TASK TO CARRY OUT: Tally the lines in the following entries that include the word "text"; state only the total.

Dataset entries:
+===+
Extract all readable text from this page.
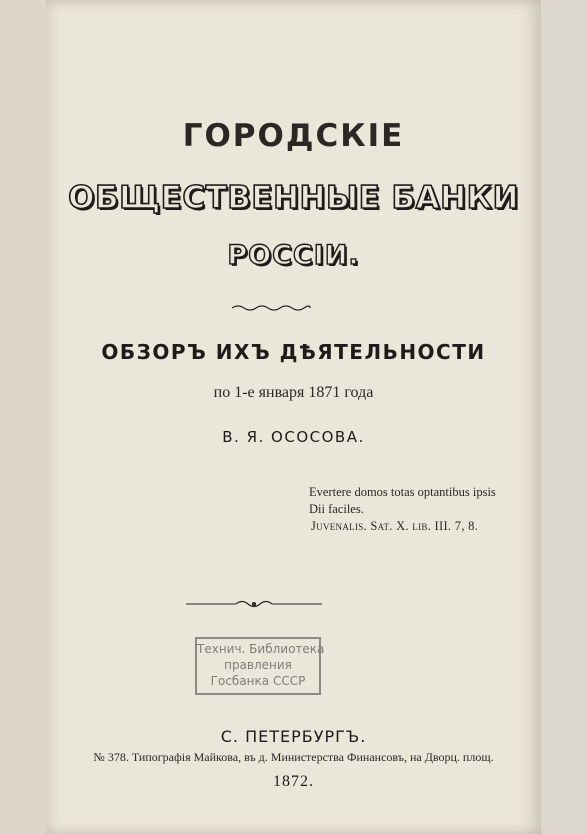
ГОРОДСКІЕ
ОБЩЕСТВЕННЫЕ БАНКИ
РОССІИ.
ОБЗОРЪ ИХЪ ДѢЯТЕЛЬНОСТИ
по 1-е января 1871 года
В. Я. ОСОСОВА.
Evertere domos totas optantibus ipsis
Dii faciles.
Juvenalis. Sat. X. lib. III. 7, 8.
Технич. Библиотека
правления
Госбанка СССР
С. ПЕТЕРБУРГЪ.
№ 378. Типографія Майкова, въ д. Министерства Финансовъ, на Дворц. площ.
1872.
+===+
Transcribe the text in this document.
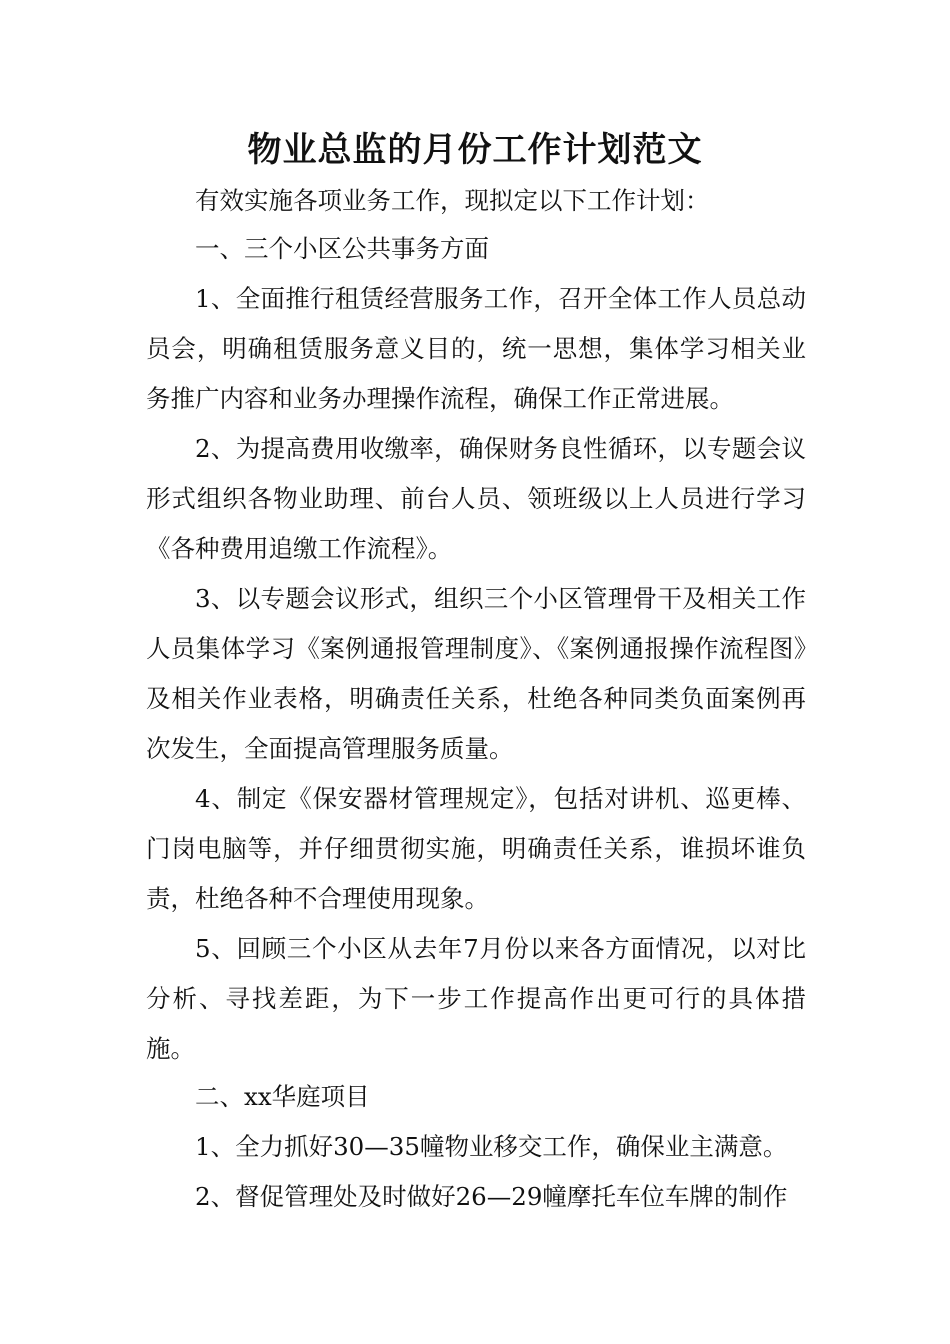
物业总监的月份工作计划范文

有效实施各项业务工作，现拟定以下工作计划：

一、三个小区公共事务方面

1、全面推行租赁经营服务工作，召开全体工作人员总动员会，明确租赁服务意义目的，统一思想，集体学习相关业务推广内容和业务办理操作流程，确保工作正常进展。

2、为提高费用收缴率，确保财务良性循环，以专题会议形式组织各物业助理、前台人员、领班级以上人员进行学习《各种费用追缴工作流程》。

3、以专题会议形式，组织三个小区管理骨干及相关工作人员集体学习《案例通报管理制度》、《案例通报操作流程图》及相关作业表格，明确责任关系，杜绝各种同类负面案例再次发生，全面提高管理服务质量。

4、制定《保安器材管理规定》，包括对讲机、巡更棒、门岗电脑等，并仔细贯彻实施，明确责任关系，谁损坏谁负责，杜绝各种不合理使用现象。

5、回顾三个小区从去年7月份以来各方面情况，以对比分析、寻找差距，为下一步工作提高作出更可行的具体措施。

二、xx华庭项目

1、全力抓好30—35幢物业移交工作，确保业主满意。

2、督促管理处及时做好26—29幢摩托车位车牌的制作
+===+
RESPONSE TO THE TASK: 2